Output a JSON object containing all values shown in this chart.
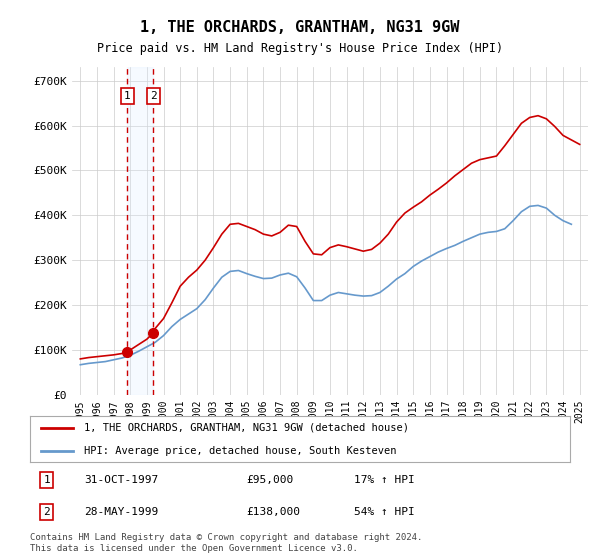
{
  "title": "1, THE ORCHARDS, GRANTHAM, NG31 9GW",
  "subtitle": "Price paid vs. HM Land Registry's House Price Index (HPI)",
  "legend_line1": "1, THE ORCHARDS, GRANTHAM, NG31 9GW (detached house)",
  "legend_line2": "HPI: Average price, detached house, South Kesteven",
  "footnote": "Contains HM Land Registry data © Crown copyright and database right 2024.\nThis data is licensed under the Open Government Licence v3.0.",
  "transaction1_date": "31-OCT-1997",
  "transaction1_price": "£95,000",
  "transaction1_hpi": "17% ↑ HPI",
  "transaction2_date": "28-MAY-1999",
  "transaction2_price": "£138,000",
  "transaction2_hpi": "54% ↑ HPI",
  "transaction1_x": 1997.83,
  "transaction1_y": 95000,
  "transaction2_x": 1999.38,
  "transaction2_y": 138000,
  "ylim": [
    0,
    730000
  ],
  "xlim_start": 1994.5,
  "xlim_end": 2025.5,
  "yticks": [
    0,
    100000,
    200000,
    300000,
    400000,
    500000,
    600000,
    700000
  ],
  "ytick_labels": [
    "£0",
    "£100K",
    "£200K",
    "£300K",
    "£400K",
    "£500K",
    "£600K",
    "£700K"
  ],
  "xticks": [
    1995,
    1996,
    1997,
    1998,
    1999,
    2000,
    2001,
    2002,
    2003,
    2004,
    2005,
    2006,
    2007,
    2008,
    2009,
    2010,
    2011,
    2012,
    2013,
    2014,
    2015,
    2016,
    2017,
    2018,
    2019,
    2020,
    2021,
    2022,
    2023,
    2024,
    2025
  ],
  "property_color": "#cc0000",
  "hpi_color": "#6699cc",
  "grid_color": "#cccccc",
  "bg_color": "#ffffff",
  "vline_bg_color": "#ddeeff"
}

__Problem details__
Using the data above, copy each line that contains "detached".

__Exercise response__
  "legend_line1": "1, THE ORCHARDS, GRANTHAM, NG31 9GW (detached house)",
  "legend_line2": "HPI: Average price, detached house, South Kesteven",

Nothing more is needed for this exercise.